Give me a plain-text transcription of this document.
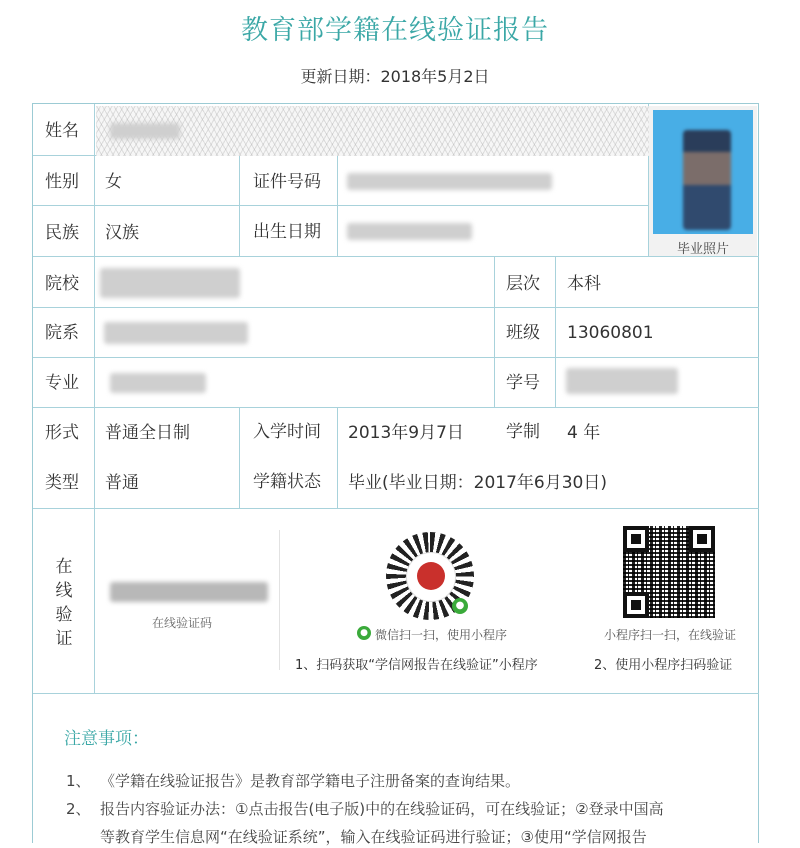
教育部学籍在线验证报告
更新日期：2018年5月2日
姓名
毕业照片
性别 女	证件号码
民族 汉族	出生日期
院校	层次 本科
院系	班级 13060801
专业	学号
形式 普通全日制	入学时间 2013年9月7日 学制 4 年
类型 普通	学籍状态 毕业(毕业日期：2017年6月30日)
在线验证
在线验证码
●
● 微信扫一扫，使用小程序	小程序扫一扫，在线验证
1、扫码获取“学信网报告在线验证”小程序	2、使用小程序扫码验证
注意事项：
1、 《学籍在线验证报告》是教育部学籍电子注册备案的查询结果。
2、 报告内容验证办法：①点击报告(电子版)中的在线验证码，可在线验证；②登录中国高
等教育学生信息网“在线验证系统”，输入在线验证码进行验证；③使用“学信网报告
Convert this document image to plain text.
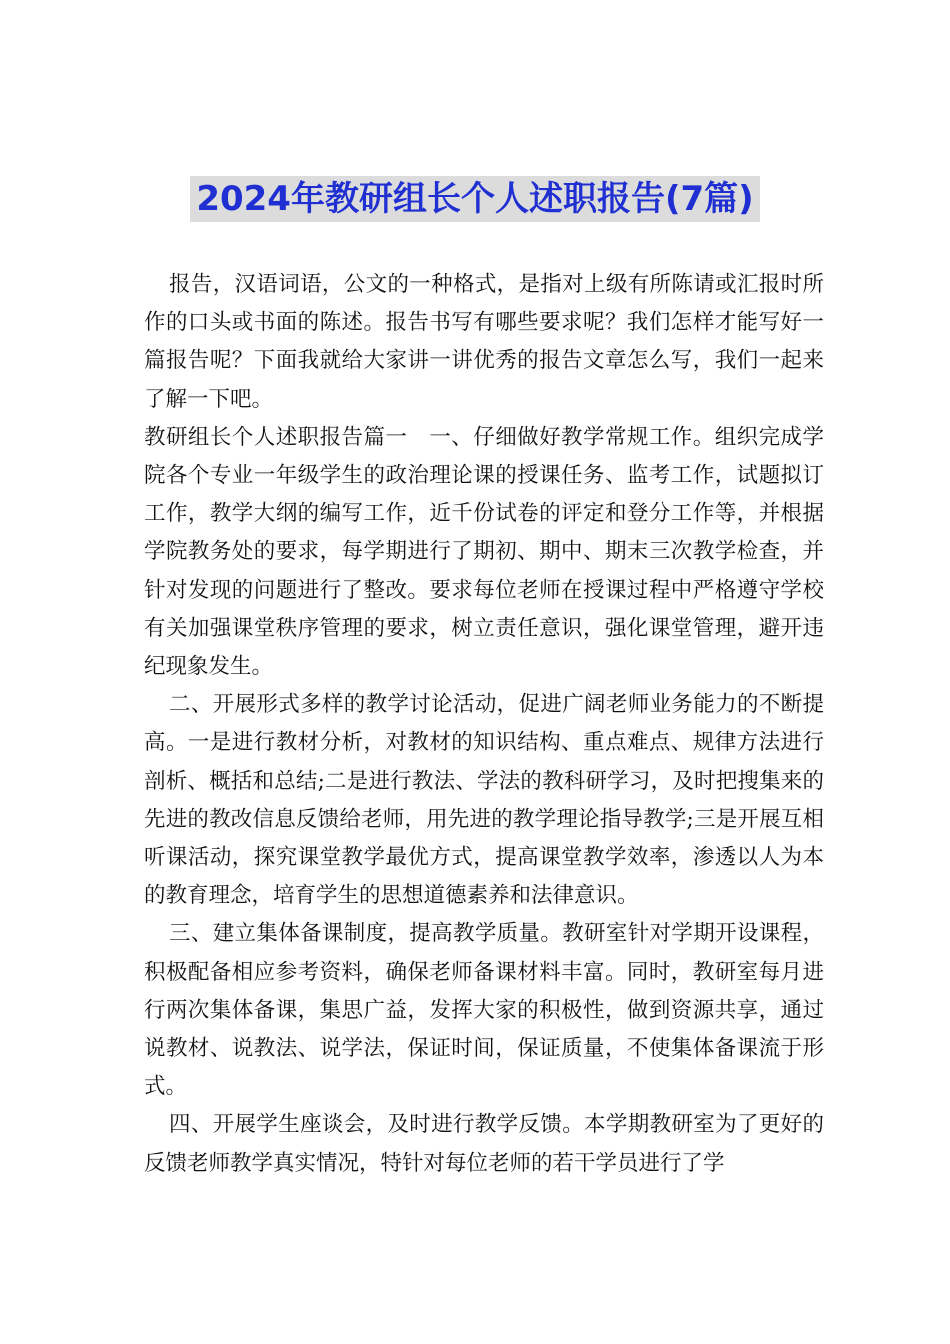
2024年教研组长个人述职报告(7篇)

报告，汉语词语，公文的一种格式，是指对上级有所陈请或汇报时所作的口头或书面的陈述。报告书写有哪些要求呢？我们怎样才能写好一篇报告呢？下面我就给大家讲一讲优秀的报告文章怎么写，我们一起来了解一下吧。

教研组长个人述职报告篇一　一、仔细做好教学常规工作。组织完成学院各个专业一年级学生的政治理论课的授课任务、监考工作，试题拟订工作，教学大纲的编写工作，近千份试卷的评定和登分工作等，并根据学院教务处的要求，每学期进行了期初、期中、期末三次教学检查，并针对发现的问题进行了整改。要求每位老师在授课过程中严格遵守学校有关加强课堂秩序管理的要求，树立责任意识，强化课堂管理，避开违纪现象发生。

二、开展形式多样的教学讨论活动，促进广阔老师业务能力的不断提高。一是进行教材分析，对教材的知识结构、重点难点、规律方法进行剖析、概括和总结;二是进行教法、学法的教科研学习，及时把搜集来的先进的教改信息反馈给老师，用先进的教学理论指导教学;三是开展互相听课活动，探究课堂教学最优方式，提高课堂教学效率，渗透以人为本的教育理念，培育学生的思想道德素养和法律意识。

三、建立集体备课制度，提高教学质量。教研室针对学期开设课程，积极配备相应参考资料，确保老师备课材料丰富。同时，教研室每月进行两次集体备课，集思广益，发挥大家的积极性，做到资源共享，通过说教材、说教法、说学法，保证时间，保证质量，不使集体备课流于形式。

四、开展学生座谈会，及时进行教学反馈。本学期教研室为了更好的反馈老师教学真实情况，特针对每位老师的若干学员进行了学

------------------------------------

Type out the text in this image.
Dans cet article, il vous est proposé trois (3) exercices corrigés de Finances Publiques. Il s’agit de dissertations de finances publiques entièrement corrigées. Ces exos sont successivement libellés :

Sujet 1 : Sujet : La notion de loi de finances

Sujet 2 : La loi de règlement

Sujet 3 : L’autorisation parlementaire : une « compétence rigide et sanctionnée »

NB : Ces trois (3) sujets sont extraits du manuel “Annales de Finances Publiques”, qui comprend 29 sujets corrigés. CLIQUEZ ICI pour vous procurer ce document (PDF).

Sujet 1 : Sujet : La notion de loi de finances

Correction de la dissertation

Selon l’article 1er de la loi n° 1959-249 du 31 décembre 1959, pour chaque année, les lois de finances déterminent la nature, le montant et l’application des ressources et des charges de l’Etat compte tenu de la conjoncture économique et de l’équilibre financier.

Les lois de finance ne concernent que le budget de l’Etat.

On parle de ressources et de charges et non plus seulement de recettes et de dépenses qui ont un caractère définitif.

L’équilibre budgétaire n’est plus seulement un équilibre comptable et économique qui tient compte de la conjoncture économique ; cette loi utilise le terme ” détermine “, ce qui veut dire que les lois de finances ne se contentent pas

------------------------------------

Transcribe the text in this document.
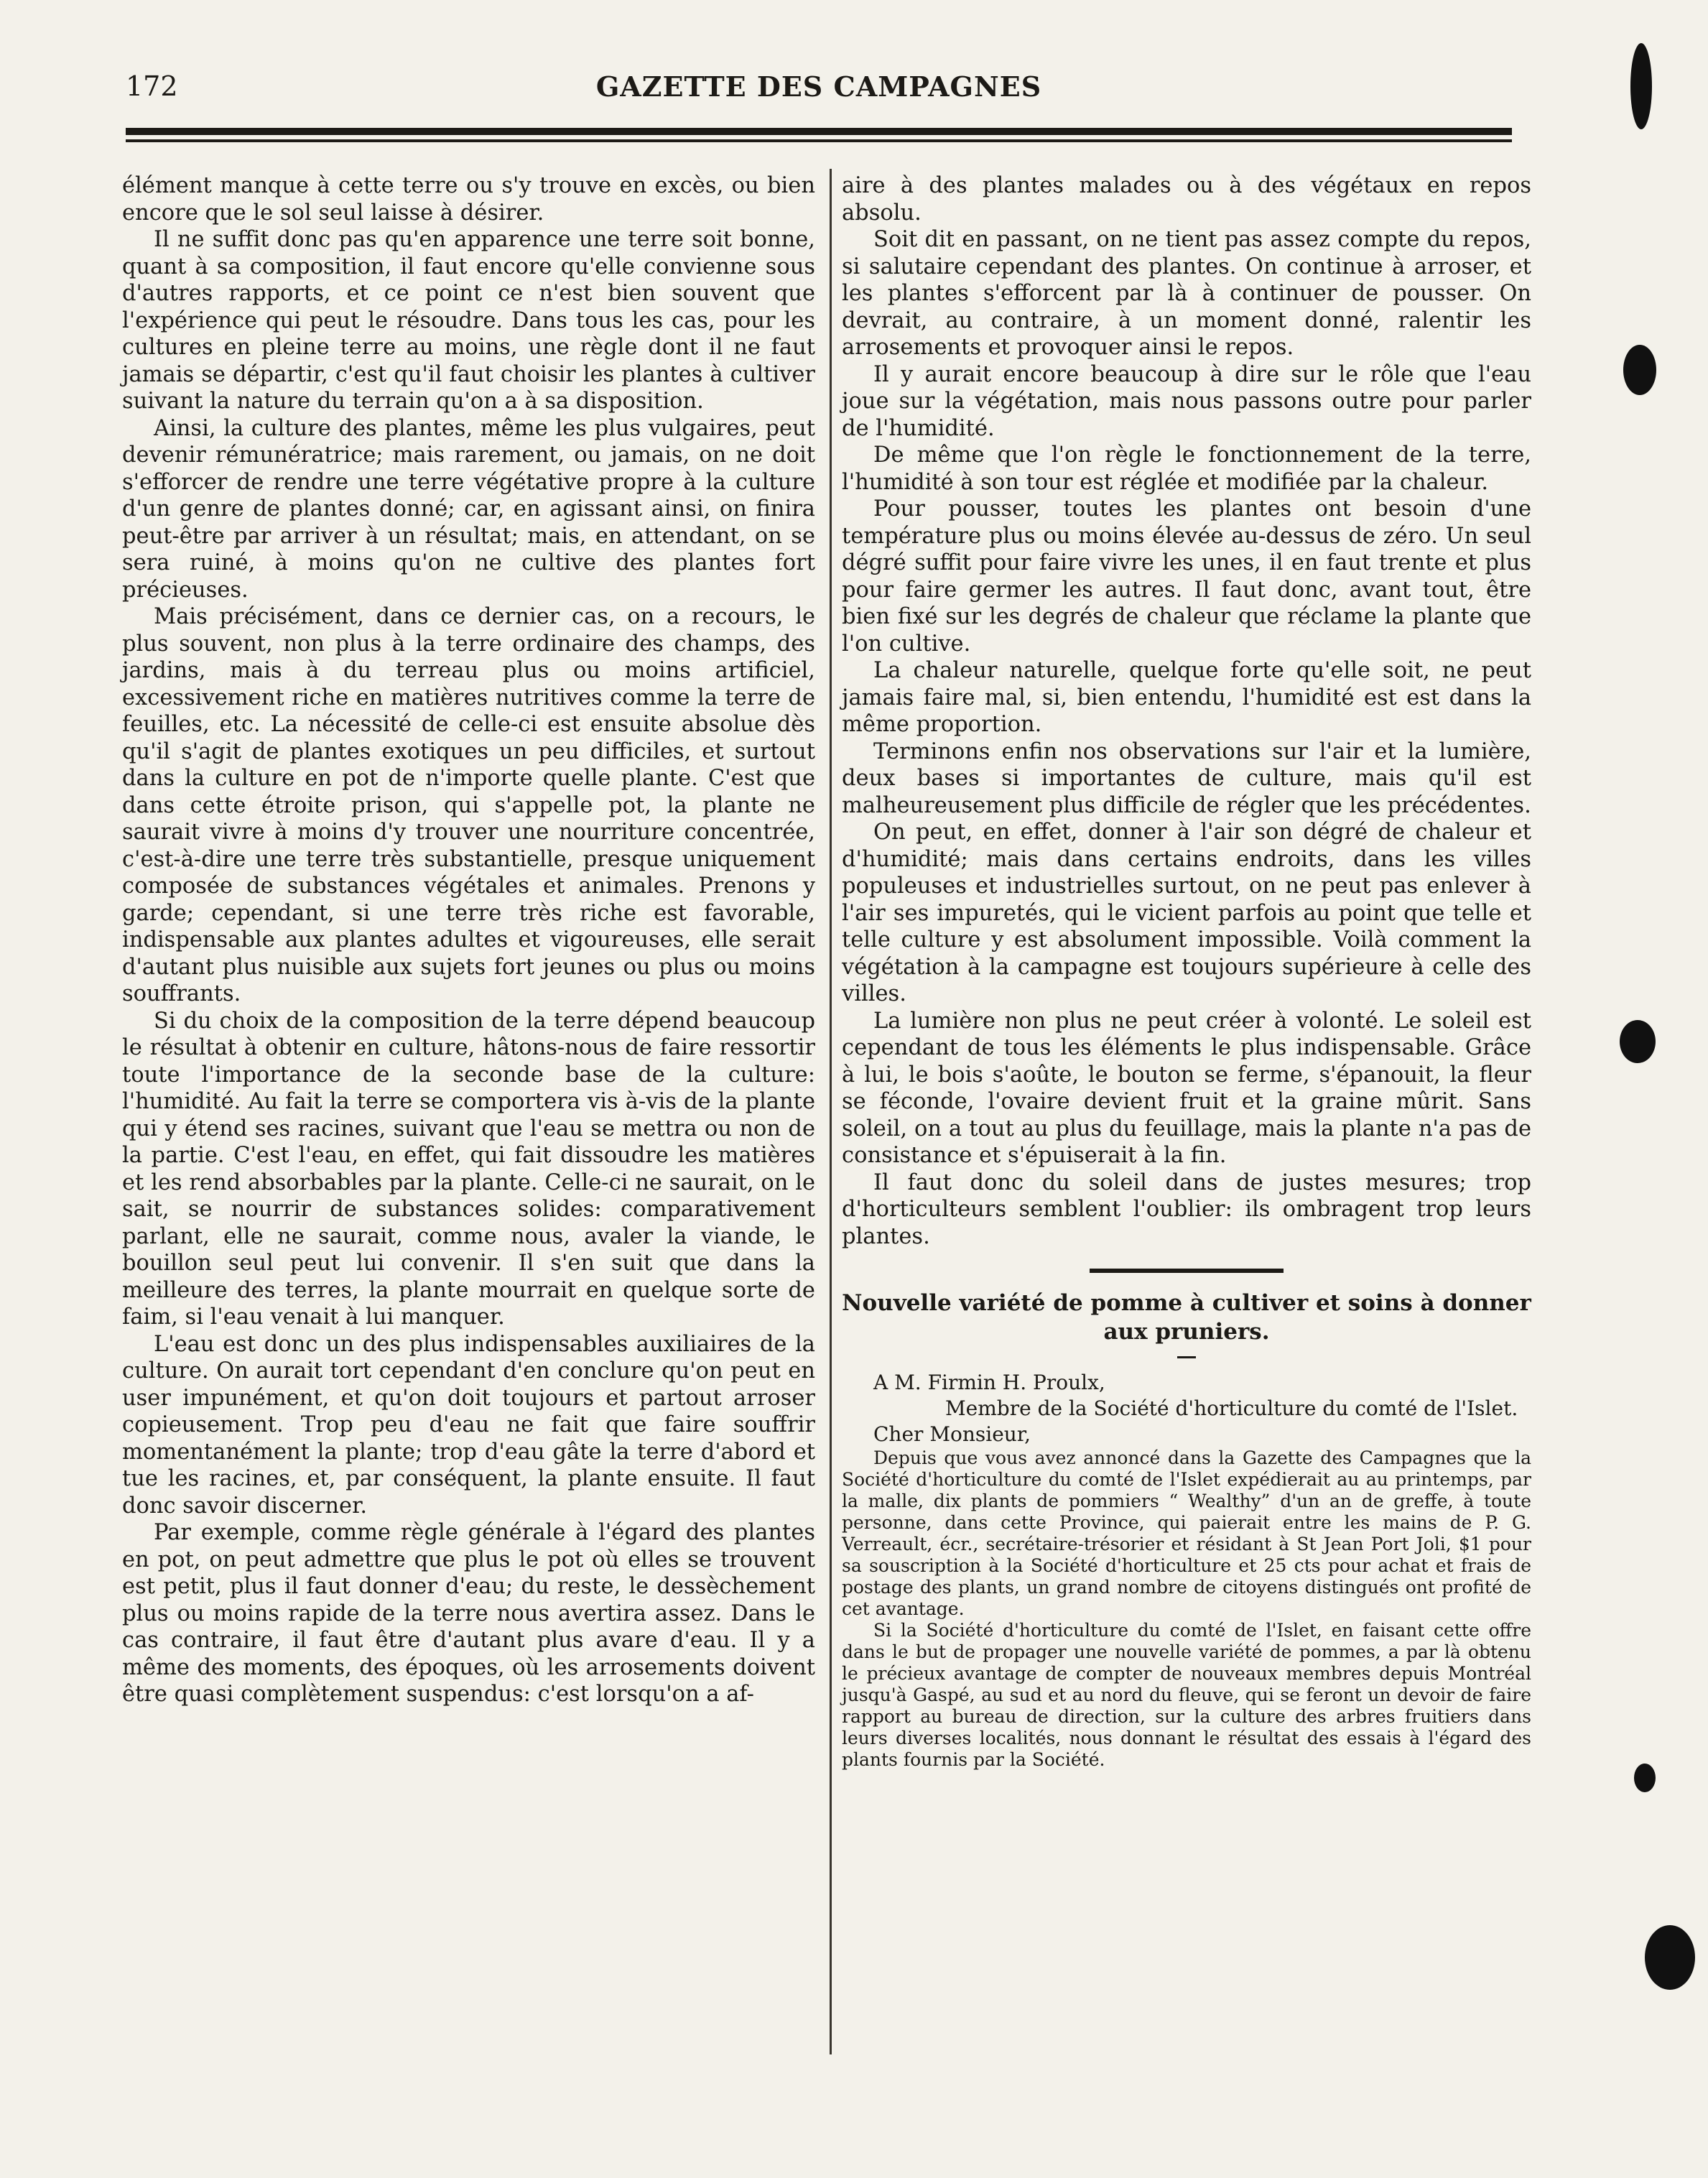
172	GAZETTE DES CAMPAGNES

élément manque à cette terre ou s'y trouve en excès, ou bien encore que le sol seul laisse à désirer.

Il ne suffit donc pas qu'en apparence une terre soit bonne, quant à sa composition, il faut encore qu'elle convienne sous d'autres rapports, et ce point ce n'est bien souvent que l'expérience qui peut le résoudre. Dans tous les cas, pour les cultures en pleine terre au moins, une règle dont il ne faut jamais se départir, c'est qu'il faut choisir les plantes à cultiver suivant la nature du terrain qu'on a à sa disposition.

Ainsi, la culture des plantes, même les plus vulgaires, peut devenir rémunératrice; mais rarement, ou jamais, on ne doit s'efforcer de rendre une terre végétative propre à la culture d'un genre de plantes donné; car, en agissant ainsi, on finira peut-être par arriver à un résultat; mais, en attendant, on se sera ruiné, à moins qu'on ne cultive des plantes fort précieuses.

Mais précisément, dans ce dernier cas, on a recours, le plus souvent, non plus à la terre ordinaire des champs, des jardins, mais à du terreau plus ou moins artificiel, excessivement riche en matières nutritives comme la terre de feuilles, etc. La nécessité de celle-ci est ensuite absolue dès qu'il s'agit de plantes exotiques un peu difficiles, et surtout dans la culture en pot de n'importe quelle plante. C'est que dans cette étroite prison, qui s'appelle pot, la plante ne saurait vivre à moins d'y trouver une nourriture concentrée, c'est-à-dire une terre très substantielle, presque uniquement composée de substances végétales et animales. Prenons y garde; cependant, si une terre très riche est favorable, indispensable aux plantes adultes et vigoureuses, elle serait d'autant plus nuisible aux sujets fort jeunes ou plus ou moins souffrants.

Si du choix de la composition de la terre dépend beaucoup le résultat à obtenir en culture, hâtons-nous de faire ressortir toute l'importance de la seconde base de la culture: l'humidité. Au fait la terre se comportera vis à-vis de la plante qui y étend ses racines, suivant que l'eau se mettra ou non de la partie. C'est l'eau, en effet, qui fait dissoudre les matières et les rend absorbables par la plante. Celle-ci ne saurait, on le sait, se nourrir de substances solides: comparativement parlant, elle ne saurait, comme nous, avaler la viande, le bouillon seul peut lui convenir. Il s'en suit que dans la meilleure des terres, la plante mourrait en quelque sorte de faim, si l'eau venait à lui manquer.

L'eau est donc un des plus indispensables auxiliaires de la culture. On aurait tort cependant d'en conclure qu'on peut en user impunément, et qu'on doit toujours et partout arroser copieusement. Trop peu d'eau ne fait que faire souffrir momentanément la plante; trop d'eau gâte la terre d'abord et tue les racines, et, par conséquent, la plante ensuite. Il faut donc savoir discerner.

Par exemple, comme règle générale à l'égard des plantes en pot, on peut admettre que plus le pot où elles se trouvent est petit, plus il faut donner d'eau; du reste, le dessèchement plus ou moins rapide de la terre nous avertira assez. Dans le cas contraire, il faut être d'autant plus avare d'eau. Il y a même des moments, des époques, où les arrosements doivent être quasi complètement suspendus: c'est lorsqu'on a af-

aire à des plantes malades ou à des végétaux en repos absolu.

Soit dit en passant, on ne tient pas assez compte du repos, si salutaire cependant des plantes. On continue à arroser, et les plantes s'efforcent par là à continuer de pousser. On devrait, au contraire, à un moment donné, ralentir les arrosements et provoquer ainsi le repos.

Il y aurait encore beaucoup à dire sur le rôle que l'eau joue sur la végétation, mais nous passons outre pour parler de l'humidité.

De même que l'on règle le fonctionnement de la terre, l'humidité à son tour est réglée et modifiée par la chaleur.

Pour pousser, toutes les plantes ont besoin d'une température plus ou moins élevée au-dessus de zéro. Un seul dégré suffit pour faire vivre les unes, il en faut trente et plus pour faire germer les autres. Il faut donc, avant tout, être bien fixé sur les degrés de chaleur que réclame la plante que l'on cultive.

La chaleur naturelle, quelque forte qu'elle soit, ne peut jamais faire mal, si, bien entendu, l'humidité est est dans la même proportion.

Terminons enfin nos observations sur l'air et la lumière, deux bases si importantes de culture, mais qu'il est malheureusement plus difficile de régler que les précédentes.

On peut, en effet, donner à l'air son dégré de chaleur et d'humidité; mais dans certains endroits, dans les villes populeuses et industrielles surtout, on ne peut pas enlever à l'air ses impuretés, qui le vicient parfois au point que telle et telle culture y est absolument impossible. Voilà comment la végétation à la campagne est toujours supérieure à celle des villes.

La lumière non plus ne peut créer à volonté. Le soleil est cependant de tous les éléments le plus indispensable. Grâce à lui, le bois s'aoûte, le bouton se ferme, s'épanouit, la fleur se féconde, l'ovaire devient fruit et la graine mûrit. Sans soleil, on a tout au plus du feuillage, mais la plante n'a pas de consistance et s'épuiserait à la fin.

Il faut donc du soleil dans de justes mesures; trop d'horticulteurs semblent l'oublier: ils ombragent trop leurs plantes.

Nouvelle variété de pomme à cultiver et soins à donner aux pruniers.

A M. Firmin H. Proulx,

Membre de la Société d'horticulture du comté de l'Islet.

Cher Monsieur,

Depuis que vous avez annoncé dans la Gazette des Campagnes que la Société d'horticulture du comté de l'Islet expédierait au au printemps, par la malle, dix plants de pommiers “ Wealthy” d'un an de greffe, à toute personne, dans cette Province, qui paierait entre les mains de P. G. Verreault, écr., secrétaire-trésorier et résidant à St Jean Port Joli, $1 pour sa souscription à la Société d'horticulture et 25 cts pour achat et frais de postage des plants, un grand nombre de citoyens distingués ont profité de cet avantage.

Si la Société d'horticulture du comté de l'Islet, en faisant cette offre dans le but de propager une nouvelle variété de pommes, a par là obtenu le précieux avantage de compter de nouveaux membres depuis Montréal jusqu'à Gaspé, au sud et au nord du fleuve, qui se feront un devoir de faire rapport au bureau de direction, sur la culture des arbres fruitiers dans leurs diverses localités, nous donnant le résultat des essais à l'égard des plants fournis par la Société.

------------------------------------

## Your objective
Scan the material above for the string "text" and return the lines that hold it.

## Exercise solution
Give me a plain-text transcription of this document.
Convert this document image to plain text.
Type out the text in this image.
Transcribe the text in this document.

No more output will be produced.